_Aim of the exercise:_ A verbatim copy of the records is required, with all pictures left out.

[Stored data entries]
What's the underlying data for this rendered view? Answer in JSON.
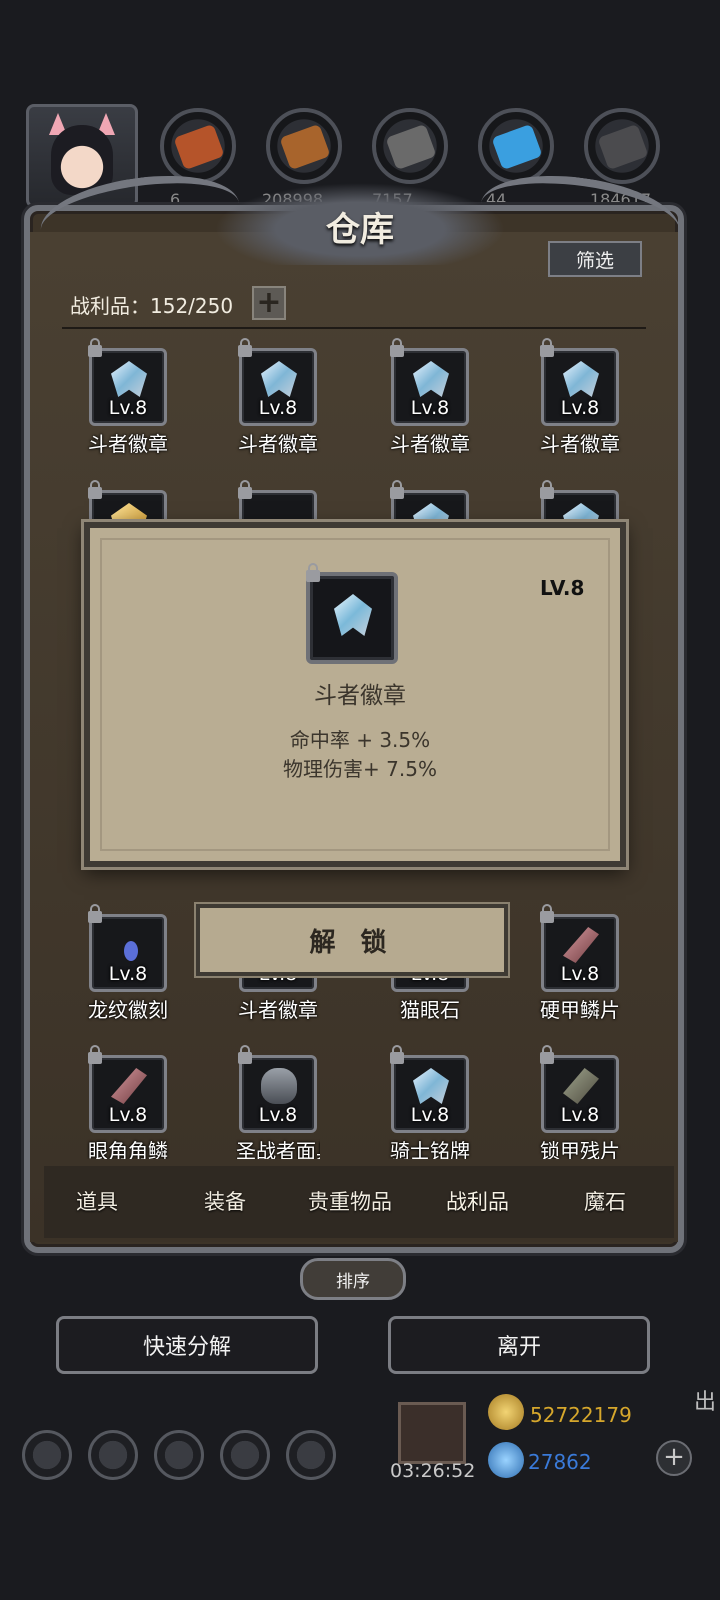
{
  "hud": {
    "resources": [
      {
        "icon": "meat-icon",
        "color": "#b5542a",
        "value": "6"
      },
      {
        "icon": "wood-icon",
        "color": "#a8642c",
        "value": "208998"
      },
      {
        "icon": "iron-icon",
        "color": "#6a6a6a",
        "value": "7157"
      },
      {
        "icon": "crystal-icon",
        "color": "#3a9fe0",
        "value": "44"
      },
      {
        "icon": "stone-icon",
        "color": "#4b4b4e",
        "value": "184617"
      }
    ]
  },
  "panel": {
    "title": "仓库",
    "filter_label": "筛选",
    "loot_label": "战利品：152/250",
    "plus_label": "+"
  },
  "grid": {
    "row1": [
      {
        "lv": "Lv.8",
        "name": "斗者徽章"
      },
      {
        "lv": "Lv.8",
        "name": "斗者徽章"
      },
      {
        "lv": "Lv.8",
        "name": "斗者徽章"
      },
      {
        "lv": "Lv.8",
        "name": "斗者徽章"
      }
    ],
    "row4": [
      {
        "lv": "Lv.8",
        "name": "龙纹徽刻"
      },
      {
        "lv": "Lv.8",
        "name": "斗者徽章"
      },
      {
        "lv": "Lv.8",
        "name": "猫眼石"
      },
      {
        "lv": "Lv.8",
        "name": "硬甲鳞片"
      }
    ],
    "row5": [
      {
        "lv": "Lv.8",
        "name": "眼角角鳞"
      },
      {
        "lv": "Lv.8",
        "name": "圣战者面具"
      },
      {
        "lv": "Lv.8",
        "name": "骑士铭牌"
      },
      {
        "lv": "Lv.8",
        "name": "锁甲残片"
      }
    ]
  },
  "popup": {
    "level": "LV.8",
    "name": "斗者徽章",
    "stat1": "命中率 + 3.5%",
    "stat2": "物理伤害+ 7.5%"
  },
  "unlock_label": "解 锁",
  "tabs": [
    "道具",
    "装备",
    "贵重物品",
    "战利品",
    "魔石"
  ],
  "active_tab": "战利品",
  "sort_label": "排序",
  "actions": {
    "decompose_label": "快速分解",
    "leave_label": "离开"
  },
  "bottom": {
    "timer": "03:26:52",
    "gold": "52722179",
    "gems": "27862",
    "exit_partial": "出"
  },
  "colors": {
    "panel_bg": "#3d3428",
    "popup_bg": "#b9ad93",
    "gold_text": "#d6a72c",
    "gem_text": "#3a7ad8"
  }
}
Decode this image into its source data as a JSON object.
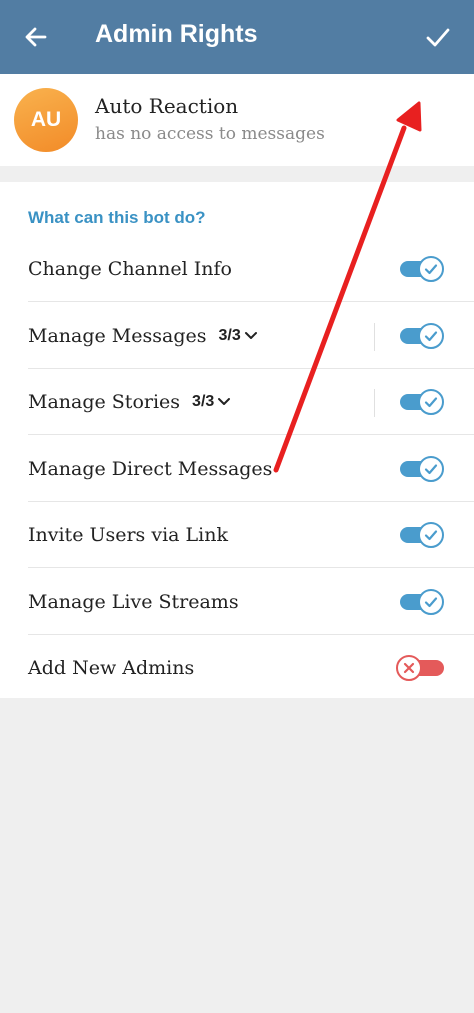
{
  "header": {
    "title": "Admin Rights",
    "back_icon": "arrow-left-icon",
    "done_icon": "check-icon"
  },
  "bot": {
    "initials": "AU",
    "name": "Auto Reaction",
    "status": "has no access to messages"
  },
  "section": {
    "title": "What can this bot do?"
  },
  "permissions": [
    {
      "label": "Change Channel Info",
      "count": "",
      "enabled": true
    },
    {
      "label": "Manage Messages",
      "count": "3/3",
      "enabled": true
    },
    {
      "label": "Manage Stories",
      "count": "3/3",
      "enabled": true
    },
    {
      "label": "Manage Direct Messages",
      "count": "",
      "enabled": true
    },
    {
      "label": "Invite Users via Link",
      "count": "",
      "enabled": true
    },
    {
      "label": "Manage Live Streams",
      "count": "",
      "enabled": true
    },
    {
      "label": "Add New Admins",
      "count": "",
      "enabled": false
    }
  ],
  "colors": {
    "header": "#527da3",
    "accent": "#3a92c4",
    "toggle_on": "#4a9ccd",
    "toggle_off": "#e45a5a",
    "annotation_arrow": "#e82020"
  }
}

_Response to the task:_
What's the underlying data for this rendered view? Answer in JSON.
{
  "hud": {
    "resources": [
      {
        "icon": "meat-icon",
        "color": "#b5542a",
        "value": "6"
      },
      {
        "icon": "wood-icon",
        "color": "#a8642c",
        "value": "208998"
      },
      {
        "icon": "iron-icon",
        "color": "#6a6a6a",
        "value": "7157"
      },
      {
        "icon": "crystal-icon",
        "color": "#3a9fe0",
        "value": "44"
      },
      {
        "icon": "stone-icon",
        "color": "#4b4b4e",
        "value": "184617"
      }
    ]
  },
  "panel": {
    "title": "仓库",
    "filter_label": "筛选",
    "loot_label": "战利品：152/250",
    "plus_label": "+"
  },
  "grid": {
    "row1": [
      {
        "lv": "Lv.8",
        "name": "斗者徽章"
      },
      {
        "lv": "Lv.8",
        "name": "斗者徽章"
      },
      {
        "lv": "Lv.8",
        "name": "斗者徽章"
      },
      {
        "lv": "Lv.8",
        "name": "斗者徽章"
      }
    ],
    "row4": [
      {
        "lv": "Lv.8",
        "name": "龙纹徽刻"
      },
      {
        "lv": "Lv.8",
        "name": "斗者徽章"
      },
      {
        "lv": "Lv.8",
        "name": "猫眼石"
      },
      {
        "lv": "Lv.8",
        "name": "硬甲鳞片"
      }
    ],
    "row5": [
      {
        "lv": "Lv.8",
        "name": "眼角角鳞"
      },
      {
        "lv": "Lv.8",
        "name": "圣战者面具"
      },
      {
        "lv": "Lv.8",
        "name": "骑士铭牌"
      },
      {
        "lv": "Lv.8",
        "name": "锁甲残片"
      }
    ]
  },
  "popup": {
    "level": "LV.8",
    "name": "斗者徽章",
    "stat1": "命中率 + 3.5%",
    "stat2": "物理伤害+ 7.5%"
  },
  "unlock_label": "解 锁",
  "tabs": [
    "道具",
    "装备",
    "贵重物品",
    "战利品",
    "魔石"
  ],
  "active_tab": "战利品",
  "sort_label": "排序",
  "actions": {
    "decompose_label": "快速分解",
    "leave_label": "离开"
  },
  "bottom": {
    "timer": "03:26:52",
    "gold": "52722179",
    "gems": "27862",
    "exit_partial": "出"
  },
  "colors": {
    "panel_bg": "#3d3428",
    "popup_bg": "#b9ad93",
    "gold_text": "#d6a72c",
    "gem_text": "#3a7ad8"
  }
}
Decode this image into its source data as a JSON object.
{
  "header": {
    "title": "Admin Rights",
    "back_icon": "arrow-left-icon",
    "done_icon": "check-icon"
  },
  "bot": {
    "initials": "AU",
    "name": "Auto Reaction",
    "status": "has no access to messages"
  },
  "section": {
    "title": "What can this bot do?"
  },
  "permissions": [
    {
      "label": "Change Channel Info",
      "count": "",
      "enabled": true
    },
    {
      "label": "Manage Messages",
      "count": "3/3",
      "enabled": true
    },
    {
      "label": "Manage Stories",
      "count": "3/3",
      "enabled": true
    },
    {
      "label": "Manage Direct Messages",
      "count": "",
      "enabled": true
    },
    {
      "label": "Invite Users via Link",
      "count": "",
      "enabled": true
    },
    {
      "label": "Manage Live Streams",
      "count": "",
      "enabled": true
    },
    {
      "label": "Add New Admins",
      "count": "",
      "enabled": false
    }
  ],
  "colors": {
    "header": "#527da3",
    "accent": "#3a92c4",
    "toggle_on": "#4a9ccd",
    "toggle_off": "#e45a5a",
    "annotation_arrow": "#e82020"
  }
}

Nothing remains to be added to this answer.